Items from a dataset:
----------------------------------------

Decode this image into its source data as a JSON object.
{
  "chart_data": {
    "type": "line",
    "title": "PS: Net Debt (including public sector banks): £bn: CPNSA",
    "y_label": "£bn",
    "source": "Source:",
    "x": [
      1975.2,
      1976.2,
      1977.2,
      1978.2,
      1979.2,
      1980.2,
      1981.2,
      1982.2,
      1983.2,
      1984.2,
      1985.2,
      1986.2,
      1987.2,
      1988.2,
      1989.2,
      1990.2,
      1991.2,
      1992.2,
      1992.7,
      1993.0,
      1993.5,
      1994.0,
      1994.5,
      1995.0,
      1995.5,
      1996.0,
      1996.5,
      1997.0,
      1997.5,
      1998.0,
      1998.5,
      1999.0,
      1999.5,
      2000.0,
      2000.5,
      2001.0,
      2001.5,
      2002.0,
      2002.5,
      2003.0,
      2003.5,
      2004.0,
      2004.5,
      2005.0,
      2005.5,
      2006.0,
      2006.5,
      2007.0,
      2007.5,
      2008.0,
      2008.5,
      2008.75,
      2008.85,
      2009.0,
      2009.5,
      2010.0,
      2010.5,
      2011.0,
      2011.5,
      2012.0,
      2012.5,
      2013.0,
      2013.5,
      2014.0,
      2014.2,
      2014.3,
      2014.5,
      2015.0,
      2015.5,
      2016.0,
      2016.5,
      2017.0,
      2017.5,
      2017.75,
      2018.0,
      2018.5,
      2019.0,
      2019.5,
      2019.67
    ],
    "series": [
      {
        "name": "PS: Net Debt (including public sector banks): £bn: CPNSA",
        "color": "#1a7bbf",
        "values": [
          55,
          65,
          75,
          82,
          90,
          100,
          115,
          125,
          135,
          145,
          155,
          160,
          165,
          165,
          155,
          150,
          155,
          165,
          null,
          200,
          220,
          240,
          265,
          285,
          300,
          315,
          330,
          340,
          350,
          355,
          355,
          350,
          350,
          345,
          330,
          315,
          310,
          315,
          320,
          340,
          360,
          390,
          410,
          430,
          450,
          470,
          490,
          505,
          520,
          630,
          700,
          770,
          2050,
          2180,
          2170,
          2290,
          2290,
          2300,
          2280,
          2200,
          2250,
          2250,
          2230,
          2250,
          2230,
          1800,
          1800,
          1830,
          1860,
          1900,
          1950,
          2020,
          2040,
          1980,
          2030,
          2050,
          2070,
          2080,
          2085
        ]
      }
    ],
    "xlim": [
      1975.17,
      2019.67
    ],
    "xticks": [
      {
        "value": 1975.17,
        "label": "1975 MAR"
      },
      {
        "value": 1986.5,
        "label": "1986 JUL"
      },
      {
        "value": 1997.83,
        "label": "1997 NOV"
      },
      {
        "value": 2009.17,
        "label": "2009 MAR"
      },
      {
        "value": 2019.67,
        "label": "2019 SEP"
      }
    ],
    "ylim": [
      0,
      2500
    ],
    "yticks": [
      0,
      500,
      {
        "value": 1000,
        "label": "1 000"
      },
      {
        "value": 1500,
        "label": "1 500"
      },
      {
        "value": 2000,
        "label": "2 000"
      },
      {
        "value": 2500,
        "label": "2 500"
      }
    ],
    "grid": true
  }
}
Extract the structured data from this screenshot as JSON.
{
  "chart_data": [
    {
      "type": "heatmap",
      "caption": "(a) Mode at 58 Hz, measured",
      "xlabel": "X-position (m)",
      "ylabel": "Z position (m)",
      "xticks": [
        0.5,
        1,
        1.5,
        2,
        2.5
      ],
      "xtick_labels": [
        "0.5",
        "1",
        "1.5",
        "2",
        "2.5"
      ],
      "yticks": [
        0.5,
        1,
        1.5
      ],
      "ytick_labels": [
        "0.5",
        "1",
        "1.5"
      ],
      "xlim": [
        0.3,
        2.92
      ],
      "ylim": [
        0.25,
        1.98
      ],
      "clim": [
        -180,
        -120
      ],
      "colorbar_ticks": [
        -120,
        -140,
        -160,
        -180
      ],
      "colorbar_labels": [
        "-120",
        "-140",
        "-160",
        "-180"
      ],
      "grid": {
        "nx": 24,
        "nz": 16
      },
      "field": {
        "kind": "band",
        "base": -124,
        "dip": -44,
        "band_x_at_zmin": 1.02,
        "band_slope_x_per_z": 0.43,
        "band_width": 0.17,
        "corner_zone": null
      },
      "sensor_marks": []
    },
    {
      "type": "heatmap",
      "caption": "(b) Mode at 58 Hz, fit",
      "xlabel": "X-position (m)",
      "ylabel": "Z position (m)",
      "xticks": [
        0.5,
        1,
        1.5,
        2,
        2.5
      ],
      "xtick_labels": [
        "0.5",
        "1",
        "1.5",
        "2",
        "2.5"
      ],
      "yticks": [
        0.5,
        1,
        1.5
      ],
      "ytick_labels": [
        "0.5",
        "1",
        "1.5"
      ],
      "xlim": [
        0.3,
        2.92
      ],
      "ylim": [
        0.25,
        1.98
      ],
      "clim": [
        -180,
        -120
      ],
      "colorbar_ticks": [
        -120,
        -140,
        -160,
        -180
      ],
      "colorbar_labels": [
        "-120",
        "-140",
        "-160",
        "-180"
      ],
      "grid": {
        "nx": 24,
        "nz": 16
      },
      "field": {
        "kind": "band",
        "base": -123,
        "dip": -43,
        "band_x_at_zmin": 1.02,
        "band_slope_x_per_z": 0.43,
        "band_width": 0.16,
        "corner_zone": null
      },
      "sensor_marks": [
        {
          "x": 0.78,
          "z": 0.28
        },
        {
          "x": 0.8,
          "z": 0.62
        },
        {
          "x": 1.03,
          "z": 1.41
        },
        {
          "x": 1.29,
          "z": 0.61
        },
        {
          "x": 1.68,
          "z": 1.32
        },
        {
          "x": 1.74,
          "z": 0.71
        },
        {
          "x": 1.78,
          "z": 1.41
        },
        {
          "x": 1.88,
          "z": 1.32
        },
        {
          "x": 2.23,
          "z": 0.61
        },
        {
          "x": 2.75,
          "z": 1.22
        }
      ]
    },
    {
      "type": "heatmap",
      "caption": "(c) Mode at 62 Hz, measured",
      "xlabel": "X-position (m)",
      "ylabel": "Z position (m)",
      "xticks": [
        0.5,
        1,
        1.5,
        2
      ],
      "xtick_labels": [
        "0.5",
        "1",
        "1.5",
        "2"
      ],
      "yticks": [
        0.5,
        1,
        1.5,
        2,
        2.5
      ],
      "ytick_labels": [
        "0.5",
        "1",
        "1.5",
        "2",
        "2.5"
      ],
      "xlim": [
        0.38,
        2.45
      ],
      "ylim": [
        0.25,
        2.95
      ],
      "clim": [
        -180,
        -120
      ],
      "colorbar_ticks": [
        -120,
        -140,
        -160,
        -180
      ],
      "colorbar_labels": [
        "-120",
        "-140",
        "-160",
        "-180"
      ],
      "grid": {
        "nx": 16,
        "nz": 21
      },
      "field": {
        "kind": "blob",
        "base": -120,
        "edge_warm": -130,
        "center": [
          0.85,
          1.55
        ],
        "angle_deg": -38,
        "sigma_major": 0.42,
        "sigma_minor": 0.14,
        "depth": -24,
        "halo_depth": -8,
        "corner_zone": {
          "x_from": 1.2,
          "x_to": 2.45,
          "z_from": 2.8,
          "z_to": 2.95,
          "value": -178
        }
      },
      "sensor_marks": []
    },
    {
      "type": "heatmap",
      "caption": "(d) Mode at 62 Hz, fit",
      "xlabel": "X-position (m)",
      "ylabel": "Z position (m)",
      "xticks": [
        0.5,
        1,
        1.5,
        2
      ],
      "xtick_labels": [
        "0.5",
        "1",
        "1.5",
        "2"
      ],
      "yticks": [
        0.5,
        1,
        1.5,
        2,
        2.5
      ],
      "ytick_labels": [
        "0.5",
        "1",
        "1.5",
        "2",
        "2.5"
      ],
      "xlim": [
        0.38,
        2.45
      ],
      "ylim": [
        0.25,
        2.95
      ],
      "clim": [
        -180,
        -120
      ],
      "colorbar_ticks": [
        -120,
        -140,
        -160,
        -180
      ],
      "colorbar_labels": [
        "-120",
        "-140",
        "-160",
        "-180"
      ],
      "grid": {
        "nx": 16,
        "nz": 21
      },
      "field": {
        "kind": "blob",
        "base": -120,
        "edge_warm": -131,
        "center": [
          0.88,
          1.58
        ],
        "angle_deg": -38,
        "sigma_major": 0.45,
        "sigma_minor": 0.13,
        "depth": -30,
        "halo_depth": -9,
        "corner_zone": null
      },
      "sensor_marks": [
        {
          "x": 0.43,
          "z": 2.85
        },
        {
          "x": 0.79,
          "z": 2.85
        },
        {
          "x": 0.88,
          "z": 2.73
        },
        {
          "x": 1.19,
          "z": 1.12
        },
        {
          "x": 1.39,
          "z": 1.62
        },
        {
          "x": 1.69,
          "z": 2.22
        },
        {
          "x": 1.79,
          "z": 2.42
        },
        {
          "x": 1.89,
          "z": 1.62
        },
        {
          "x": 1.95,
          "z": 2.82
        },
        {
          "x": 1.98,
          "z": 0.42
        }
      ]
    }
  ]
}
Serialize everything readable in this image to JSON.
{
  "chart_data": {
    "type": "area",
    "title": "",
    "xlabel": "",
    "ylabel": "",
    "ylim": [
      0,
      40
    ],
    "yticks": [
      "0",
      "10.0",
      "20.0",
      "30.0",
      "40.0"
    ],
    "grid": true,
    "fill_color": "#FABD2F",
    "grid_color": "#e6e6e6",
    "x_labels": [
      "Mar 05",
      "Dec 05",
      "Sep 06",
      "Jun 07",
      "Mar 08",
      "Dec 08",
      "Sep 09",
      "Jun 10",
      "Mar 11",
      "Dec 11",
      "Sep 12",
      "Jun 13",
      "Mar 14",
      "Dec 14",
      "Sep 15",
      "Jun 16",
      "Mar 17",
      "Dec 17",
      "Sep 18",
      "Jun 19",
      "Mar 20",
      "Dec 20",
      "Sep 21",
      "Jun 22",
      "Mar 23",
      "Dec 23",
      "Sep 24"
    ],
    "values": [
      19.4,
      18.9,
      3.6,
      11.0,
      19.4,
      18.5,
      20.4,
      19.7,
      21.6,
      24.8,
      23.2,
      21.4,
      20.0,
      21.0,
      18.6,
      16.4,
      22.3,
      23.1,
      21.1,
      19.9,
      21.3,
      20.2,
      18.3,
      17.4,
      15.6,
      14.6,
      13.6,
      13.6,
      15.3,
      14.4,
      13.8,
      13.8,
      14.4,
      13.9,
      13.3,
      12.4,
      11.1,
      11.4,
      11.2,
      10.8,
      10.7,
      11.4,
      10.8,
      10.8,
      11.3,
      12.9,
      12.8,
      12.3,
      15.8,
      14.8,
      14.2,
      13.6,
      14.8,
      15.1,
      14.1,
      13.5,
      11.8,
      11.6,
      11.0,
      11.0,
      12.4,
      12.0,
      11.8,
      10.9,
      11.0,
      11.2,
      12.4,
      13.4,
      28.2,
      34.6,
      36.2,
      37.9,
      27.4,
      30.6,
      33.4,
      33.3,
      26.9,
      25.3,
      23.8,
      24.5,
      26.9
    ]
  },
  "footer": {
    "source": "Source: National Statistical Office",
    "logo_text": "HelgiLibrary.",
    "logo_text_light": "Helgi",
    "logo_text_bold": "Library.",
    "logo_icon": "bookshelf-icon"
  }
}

----------------------------------------

**WORK TO DO:** Filter the data for the string "public" and copy every line that has it.

**RESPONSE TO THIS TASK:**
    "title": "PS: Net Debt (including public sector banks): £bn: CPNSA",
        "name": "PS: Net Debt (including public sector banks): £bn: CPNSA",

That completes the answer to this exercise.